== Material

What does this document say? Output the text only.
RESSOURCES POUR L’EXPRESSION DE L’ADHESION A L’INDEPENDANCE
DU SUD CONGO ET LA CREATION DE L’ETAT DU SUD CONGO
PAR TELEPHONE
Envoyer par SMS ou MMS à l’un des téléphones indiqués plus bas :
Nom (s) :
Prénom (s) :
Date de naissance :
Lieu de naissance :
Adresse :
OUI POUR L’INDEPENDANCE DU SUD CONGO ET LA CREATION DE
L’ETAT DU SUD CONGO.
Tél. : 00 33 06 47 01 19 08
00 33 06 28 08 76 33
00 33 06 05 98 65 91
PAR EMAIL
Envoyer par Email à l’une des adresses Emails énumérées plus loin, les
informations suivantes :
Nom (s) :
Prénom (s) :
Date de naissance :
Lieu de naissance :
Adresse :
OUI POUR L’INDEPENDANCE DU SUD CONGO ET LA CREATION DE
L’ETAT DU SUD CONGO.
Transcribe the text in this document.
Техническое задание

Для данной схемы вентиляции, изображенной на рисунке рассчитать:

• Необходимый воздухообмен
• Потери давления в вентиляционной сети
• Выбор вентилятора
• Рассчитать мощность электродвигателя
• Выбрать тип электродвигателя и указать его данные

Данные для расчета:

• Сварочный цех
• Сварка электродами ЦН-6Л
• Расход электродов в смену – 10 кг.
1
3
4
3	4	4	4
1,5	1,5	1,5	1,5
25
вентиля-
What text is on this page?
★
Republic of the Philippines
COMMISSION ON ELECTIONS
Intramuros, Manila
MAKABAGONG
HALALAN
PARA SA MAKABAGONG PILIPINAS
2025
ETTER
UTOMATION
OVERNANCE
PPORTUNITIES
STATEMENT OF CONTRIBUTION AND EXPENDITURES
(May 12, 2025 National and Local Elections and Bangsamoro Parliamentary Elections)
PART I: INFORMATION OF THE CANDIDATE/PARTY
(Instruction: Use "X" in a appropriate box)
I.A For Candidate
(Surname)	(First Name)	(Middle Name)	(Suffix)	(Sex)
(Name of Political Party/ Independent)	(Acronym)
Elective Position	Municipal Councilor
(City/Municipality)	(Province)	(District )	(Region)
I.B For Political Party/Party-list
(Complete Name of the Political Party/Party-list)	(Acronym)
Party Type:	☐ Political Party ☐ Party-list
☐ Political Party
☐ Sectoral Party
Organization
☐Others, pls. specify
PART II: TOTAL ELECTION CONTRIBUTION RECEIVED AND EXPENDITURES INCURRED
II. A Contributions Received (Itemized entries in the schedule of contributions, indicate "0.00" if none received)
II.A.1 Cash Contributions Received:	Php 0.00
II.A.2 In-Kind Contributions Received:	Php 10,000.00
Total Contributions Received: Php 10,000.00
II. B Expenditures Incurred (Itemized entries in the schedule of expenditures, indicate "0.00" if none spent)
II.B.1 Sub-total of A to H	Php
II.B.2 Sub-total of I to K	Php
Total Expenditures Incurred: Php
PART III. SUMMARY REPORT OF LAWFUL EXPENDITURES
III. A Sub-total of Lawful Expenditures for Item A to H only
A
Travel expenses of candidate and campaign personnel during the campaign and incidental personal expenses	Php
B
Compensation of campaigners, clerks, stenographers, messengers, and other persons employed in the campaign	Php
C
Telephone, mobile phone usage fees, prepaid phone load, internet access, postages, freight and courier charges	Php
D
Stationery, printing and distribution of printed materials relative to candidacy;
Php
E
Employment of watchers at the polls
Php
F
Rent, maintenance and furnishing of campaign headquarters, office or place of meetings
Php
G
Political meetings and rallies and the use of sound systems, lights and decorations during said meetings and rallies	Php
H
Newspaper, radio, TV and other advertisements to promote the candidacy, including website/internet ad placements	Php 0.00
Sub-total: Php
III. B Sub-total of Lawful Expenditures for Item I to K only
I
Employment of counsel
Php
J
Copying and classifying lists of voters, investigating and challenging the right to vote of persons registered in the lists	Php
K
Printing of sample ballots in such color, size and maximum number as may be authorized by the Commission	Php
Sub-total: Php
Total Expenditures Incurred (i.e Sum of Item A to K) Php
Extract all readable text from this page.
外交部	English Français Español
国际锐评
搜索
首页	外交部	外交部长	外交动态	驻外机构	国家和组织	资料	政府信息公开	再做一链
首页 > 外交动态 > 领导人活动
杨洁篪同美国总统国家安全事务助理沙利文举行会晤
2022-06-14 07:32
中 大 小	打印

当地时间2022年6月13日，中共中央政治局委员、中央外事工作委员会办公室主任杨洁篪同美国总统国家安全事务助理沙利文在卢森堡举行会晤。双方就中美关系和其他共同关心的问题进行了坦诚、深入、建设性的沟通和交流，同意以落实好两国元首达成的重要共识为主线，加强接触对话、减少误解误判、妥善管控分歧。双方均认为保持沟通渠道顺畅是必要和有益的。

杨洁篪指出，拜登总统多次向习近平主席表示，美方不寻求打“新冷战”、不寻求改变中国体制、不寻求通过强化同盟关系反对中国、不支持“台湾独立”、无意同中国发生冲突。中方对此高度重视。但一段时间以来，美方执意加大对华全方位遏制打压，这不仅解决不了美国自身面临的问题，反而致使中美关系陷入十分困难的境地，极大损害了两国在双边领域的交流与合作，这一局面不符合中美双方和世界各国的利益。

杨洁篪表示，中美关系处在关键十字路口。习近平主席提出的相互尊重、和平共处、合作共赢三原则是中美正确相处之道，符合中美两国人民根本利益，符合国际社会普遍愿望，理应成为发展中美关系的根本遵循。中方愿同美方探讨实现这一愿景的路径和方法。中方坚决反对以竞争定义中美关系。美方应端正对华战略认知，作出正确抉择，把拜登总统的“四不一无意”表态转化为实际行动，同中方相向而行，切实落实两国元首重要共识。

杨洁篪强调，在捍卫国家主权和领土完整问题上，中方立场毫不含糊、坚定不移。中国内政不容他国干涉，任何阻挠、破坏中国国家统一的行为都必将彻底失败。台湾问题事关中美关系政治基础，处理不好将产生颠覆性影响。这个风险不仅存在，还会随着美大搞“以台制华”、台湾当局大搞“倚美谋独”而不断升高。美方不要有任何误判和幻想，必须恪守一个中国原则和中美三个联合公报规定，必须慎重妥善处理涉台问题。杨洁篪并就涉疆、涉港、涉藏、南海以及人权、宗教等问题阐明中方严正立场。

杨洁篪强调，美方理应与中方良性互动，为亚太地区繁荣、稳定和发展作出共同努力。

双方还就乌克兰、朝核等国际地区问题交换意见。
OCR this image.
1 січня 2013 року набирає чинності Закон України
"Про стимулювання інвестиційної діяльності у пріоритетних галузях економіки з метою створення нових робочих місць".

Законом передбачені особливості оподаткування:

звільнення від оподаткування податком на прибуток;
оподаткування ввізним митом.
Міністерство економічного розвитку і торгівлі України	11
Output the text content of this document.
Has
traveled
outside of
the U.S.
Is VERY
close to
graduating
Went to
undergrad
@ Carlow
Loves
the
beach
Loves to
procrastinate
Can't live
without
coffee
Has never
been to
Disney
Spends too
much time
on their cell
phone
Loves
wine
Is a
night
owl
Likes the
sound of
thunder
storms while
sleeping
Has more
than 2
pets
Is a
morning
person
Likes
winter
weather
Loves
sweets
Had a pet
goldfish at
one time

====

Work to do
Set all of the entries down again, exactly as they were given.

Response for this exercise
What does this document say? Output the text only.
RESSOURCES POUR L’EXPRESSION DE L’ADHESION A L’INDEPENDANCE
DU SUD CONGO ET LA CREATION DE L’ETAT DU SUD CONGO
PAR TELEPHONE
Envoyer par SMS ou MMS à l’un des téléphones indiqués plus bas :
Nom (s) :
Prénom (s) :
Date de naissance :
Lieu de naissance :
Adresse :
OUI POUR L’INDEPENDANCE DU SUD CONGO ET LA CREATION DE
L’ETAT DU SUD CONGO.
Tél. : 00 33 06 47 01 19 08
00 33 06 28 08 76 33
00 33 06 05 98 65 91
PAR EMAIL
Envoyer par Email à l’une des adresses Emails énumérées plus loin, les
informations suivantes :
Nom (s) :
Prénom (s) :
Date de naissance :
Lieu de naissance :
Adresse :
OUI POUR L’INDEPENDANCE DU SUD CONGO ET LA CREATION DE
L’ETAT DU SUD CONGO.
Transcribe the text in this document.
Техническое задание

Для данной схемы вентиляции, изображенной на рисунке рассчитать:

• Необходимый воздухообмен
• Потери давления в вентиляционной сети
• Выбор вентилятора
• Рассчитать мощность электродвигателя
• Выбрать тип электродвигателя и указать его данные

Данные для расчета:

• Сварочный цех
• Сварка электродами ЦН-6Л
• Расход электродов в смену – 10 кг.
1
3
4
3	4	4	4
1,5	1,5	1,5	1,5
25
вентиля-
What text is on this page?
★
Republic of the Philippines
COMMISSION ON ELECTIONS
Intramuros, Manila
MAKABAGONG
HALALAN
PARA SA MAKABAGONG PILIPINAS
2025
ETTER
UTOMATION
OVERNANCE
PPORTUNITIES
STATEMENT OF CONTRIBUTION AND EXPENDITURES
(May 12, 2025 National and Local Elections and Bangsamoro Parliamentary Elections)
PART I: INFORMATION OF THE CANDIDATE/PARTY
(Instruction: Use "X" in a appropriate box)
I.A For Candidate
(Surname)	(First Name)	(Middle Name)	(Suffix)	(Sex)
(Name of Political Party/ Independent)	(Acronym)
Elective Position	Municipal Councilor
(City/Municipality)	(Province)	(District )	(Region)
I.B For Political Party/Party-list
(Complete Name of the Political Party/Party-list)	(Acronym)
Party Type:	☐ Political Party ☐ Party-list
☐ Political Party
☐ Sectoral Party
Organization
☐Others, pls. specify
PART II: TOTAL ELECTION CONTRIBUTION RECEIVED AND EXPENDITURES INCURRED
II. A Contributions Received (Itemized entries in the schedule of contributions, indicate "0.00" if none received)
II.A.1 Cash Contributions Received:	Php 0.00
II.A.2 In-Kind Contributions Received:	Php 10,000.00
Total Contributions Received: Php 10,000.00
II. B Expenditures Incurred (Itemized entries in the schedule of expenditures, indicate "0.00" if none spent)
II.B.1 Sub-total of A to H	Php
II.B.2 Sub-total of I to K	Php
Total Expenditures Incurred: Php
PART III. SUMMARY REPORT OF LAWFUL EXPENDITURES
III. A Sub-total of Lawful Expenditures for Item A to H only
A
Travel expenses of candidate and campaign personnel during the campaign and incidental personal expenses	Php
B
Compensation of campaigners, clerks, stenographers, messengers, and other persons employed in the campaign	Php
C
Telephone, mobile phone usage fees, prepaid phone load, internet access, postages, freight and courier charges	Php
D
Stationery, printing and distribution of printed materials relative to candidacy;
Php
E
Employment of watchers at the polls
Php
F
Rent, maintenance and furnishing of campaign headquarters, office or place of meetings
Php
G
Political meetings and rallies and the use of sound systems, lights and decorations during said meetings and rallies	Php
H
Newspaper, radio, TV and other advertisements to promote the candidacy, including website/internet ad placements	Php 0.00
Sub-total: Php
III. B Sub-total of Lawful Expenditures for Item I to K only
I
Employment of counsel
Php
J
Copying and classifying lists of voters, investigating and challenging the right to vote of persons registered in the lists	Php
K
Printing of sample ballots in such color, size and maximum number as may be authorized by the Commission	Php
Sub-total: Php
Total Expenditures Incurred (i.e Sum of Item A to K) Php
Extract all readable text from this page.
外交部	English Français Español
国际锐评
搜索
首页	外交部	外交部长	外交动态	驻外机构	国家和组织	资料	政府信息公开	再做一链
首页 > 外交动态 > 领导人活动
杨洁篪同美国总统国家安全事务助理沙利文举行会晤
2022-06-14 07:32
中 大 小	打印

当地时间2022年6月13日，中共中央政治局委员、中央外事工作委员会办公室主任杨洁篪同美国总统国家安全事务助理沙利文在卢森堡举行会晤。双方就中美关系和其他共同关心的问题进行了坦诚、深入、建设性的沟通和交流，同意以落实好两国元首达成的重要共识为主线，加强接触对话、减少误解误判、妥善管控分歧。双方均认为保持沟通渠道顺畅是必要和有益的。

杨洁篪指出，拜登总统多次向习近平主席表示，美方不寻求打“新冷战”、不寻求改变中国体制、不寻求通过强化同盟关系反对中国、不支持“台湾独立”、无意同中国发生冲突。中方对此高度重视。但一段时间以来，美方执意加大对华全方位遏制打压，这不仅解决不了美国自身面临的问题，反而致使中美关系陷入十分困难的境地，极大损害了两国在双边领域的交流与合作，这一局面不符合中美双方和世界各国的利益。

杨洁篪表示，中美关系处在关键十字路口。习近平主席提出的相互尊重、和平共处、合作共赢三原则是中美正确相处之道，符合中美两国人民根本利益，符合国际社会普遍愿望，理应成为发展中美关系的根本遵循。中方愿同美方探讨实现这一愿景的路径和方法。中方坚决反对以竞争定义中美关系。美方应端正对华战略认知，作出正确抉择，把拜登总统的“四不一无意”表态转化为实际行动，同中方相向而行，切实落实两国元首重要共识。

杨洁篪强调，在捍卫国家主权和领土完整问题上，中方立场毫不含糊、坚定不移。中国内政不容他国干涉，任何阻挠、破坏中国国家统一的行为都必将彻底失败。台湾问题事关中美关系政治基础，处理不好将产生颠覆性影响。这个风险不仅存在，还会随着美大搞“以台制华”、台湾当局大搞“倚美谋独”而不断升高。美方不要有任何误判和幻想，必须恪守一个中国原则和中美三个联合公报规定，必须慎重妥善处理涉台问题。杨洁篪并就涉疆、涉港、涉藏、南海以及人权、宗教等问题阐明中方严正立场。

杨洁篪强调，美方理应与中方良性互动，为亚太地区繁荣、稳定和发展作出共同努力。

双方还就乌克兰、朝核等国际地区问题交换意见。
OCR this image.
1 січня 2013 року набирає чинності Закон України
"Про стимулювання інвестиційної діяльності у пріоритетних галузях економіки з метою створення нових робочих місць".

Законом передбачені особливості оподаткування:

звільнення від оподаткування податком на прибуток;
оподаткування ввізним митом.
Міністерство економічного розвитку і торгівлі України	11
Output the text content of this document.
Has
traveled
outside of
the U.S.
Is VERY
close to
graduating
Went to
undergrad
@ Carlow
Loves
the
beach
Loves to
procrastinate
Can't live
without
coffee
Has never
been to
Disney
Spends too
much time
on their cell
phone
Loves
wine
Is a
night
owl
Likes the
sound of
thunder
storms while
sleeping
Has more
than 2
pets
Is a
morning
person
Likes
winter
weather
Loves
sweets
Had a pet
goldfish at
one time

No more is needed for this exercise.